The input ::
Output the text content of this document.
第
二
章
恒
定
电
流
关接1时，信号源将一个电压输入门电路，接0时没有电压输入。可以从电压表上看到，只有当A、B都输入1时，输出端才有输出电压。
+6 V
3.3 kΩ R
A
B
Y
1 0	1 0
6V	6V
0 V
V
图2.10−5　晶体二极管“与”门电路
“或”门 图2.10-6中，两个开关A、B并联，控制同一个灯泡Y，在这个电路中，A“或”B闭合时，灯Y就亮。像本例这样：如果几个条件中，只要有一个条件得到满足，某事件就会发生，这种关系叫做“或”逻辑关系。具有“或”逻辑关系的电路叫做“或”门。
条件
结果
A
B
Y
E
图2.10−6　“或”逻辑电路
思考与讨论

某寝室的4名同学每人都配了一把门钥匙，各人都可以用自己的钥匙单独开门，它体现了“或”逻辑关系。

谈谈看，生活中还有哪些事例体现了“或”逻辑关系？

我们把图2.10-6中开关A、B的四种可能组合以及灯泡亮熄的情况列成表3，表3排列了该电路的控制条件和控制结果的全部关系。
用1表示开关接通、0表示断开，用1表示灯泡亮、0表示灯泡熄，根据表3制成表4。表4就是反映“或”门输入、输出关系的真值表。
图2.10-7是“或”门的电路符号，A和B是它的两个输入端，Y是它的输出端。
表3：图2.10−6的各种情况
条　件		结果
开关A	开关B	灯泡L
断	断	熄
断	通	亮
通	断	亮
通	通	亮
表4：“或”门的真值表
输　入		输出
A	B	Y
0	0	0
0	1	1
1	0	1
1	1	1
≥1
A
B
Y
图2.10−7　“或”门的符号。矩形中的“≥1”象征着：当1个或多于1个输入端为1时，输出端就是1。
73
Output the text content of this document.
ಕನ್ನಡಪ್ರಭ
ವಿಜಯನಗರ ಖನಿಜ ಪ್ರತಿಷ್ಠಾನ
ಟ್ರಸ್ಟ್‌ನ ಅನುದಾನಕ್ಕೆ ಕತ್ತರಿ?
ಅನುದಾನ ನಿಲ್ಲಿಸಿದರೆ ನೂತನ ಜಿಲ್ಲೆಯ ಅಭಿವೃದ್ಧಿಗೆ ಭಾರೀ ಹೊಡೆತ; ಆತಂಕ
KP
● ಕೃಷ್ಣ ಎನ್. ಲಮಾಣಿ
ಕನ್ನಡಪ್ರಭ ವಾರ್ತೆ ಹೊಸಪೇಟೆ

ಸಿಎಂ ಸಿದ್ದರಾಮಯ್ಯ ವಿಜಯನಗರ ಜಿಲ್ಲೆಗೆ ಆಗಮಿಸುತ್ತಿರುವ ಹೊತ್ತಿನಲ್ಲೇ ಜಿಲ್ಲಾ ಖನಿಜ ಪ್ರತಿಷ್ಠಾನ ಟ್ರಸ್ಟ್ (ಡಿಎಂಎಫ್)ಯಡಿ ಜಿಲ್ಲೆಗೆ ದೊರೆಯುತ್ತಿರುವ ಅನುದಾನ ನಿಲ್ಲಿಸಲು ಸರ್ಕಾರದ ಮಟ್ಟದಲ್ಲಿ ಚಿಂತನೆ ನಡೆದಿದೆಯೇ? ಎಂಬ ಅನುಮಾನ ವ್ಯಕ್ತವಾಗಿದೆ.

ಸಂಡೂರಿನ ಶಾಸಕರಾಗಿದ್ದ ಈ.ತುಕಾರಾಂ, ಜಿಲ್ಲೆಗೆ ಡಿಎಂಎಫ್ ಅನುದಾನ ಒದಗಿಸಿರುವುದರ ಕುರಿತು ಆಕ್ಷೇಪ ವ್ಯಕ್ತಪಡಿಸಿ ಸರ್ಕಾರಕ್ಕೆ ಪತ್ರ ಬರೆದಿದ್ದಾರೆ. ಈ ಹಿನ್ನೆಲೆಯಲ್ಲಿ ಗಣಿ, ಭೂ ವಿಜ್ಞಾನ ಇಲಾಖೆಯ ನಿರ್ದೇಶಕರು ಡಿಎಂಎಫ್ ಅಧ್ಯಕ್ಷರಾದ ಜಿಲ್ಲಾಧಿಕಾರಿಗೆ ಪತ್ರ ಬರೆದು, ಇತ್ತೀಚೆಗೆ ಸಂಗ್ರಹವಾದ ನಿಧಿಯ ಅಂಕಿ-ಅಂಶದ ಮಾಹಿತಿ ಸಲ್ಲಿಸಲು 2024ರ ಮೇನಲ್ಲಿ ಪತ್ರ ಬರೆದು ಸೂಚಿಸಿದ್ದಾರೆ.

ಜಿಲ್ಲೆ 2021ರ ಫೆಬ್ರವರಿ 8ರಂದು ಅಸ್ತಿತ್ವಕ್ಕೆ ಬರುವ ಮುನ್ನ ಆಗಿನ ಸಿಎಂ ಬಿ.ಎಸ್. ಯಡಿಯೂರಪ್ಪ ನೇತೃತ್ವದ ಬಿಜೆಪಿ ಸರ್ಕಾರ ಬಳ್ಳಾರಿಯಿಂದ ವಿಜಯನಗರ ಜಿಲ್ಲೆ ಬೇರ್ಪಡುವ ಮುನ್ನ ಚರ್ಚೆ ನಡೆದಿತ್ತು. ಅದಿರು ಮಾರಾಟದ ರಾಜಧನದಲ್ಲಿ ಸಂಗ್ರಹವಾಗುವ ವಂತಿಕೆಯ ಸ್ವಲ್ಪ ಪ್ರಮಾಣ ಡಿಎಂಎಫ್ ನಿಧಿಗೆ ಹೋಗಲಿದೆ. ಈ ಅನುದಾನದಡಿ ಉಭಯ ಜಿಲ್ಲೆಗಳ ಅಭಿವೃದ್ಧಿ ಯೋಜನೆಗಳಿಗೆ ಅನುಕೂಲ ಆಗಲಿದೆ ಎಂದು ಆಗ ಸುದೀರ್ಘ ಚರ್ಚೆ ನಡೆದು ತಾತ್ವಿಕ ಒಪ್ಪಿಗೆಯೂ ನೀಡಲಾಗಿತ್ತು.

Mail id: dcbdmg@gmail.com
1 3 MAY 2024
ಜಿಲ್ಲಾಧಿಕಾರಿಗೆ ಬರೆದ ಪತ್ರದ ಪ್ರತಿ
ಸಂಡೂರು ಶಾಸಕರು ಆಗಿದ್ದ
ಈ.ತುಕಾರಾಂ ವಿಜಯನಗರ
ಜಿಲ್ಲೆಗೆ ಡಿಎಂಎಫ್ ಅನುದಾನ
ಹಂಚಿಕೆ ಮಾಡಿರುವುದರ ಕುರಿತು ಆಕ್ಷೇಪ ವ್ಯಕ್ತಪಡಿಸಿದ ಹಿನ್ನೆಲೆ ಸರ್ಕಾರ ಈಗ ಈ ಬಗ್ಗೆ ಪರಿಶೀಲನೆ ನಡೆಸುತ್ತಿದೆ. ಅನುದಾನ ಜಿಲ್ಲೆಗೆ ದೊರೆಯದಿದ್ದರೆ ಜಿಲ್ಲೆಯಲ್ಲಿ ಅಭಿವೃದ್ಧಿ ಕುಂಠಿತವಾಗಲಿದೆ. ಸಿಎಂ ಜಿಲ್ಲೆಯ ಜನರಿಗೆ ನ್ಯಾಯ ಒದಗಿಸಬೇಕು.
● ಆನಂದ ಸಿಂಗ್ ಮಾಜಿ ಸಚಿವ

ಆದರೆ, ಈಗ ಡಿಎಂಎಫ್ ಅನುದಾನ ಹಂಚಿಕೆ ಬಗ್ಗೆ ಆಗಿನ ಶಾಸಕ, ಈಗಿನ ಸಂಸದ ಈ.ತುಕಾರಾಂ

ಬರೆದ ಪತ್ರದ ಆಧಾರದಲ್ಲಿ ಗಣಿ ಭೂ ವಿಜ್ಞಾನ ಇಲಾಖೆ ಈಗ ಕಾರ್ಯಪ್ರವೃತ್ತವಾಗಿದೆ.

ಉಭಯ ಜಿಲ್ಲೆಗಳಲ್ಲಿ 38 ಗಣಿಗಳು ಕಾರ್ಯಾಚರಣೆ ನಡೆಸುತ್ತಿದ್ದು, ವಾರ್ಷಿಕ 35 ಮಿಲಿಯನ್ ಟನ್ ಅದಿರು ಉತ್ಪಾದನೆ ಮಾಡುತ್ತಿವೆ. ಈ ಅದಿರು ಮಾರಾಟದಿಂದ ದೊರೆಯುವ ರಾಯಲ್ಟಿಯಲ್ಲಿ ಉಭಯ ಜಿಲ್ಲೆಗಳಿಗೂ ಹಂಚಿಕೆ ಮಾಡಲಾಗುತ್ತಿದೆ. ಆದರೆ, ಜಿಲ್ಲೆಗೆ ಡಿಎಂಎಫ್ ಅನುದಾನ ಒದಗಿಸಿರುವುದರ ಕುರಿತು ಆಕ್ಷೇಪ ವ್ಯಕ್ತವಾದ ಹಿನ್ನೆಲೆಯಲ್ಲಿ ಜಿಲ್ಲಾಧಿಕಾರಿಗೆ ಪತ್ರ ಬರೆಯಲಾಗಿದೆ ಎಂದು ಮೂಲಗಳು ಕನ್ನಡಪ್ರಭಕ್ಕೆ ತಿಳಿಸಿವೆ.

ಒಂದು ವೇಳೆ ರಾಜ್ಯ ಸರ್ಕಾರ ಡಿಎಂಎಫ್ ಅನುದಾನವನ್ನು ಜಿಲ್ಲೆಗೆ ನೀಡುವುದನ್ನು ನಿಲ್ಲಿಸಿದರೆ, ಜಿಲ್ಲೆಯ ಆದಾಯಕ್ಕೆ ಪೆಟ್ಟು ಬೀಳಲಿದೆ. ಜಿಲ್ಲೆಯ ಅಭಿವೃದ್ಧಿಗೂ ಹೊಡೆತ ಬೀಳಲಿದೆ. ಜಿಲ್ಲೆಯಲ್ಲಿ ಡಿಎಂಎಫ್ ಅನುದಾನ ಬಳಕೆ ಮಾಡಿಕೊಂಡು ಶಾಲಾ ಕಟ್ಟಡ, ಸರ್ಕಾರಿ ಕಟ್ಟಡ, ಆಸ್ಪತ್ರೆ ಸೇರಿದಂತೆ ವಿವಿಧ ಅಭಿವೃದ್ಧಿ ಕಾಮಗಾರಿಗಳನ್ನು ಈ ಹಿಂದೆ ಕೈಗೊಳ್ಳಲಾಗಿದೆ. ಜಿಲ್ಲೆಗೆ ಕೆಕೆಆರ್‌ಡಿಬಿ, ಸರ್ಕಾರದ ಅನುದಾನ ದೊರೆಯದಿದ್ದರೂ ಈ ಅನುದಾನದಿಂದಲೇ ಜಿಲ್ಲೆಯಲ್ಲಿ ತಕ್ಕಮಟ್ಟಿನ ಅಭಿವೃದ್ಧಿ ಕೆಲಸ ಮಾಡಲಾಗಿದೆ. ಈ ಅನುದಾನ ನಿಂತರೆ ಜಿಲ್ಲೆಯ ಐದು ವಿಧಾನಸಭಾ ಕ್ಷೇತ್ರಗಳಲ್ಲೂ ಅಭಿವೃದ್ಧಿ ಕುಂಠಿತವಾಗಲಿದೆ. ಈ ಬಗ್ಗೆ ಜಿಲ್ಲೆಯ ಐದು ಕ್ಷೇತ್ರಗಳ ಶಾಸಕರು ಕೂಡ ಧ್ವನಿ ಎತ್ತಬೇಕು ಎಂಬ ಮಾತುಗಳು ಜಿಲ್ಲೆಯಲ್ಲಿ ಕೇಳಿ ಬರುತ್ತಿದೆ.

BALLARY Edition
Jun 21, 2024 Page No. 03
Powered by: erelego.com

What you need to do :: Gather all lines from the records above in which "逻辑关系" appears.

Exercise response ::
“或”门 图2.10-6中，两个开关A、B并联，控制同一个灯泡Y，在这个电路中，A“或”B闭合时，灯Y就亮。像本例这样：如果几个条件中，只要有一个条件得到满足，某事件就会发生，这种关系叫做“或”逻辑关系。具有“或”逻辑关系的电路叫做“或”门。
某寝室的4名同学每人都配了一把门钥匙，各人都可以用自己的钥匙单独开门，它体现了“或”逻辑关系。
谈谈看，生活中还有哪些事例体现了“或”逻辑关系？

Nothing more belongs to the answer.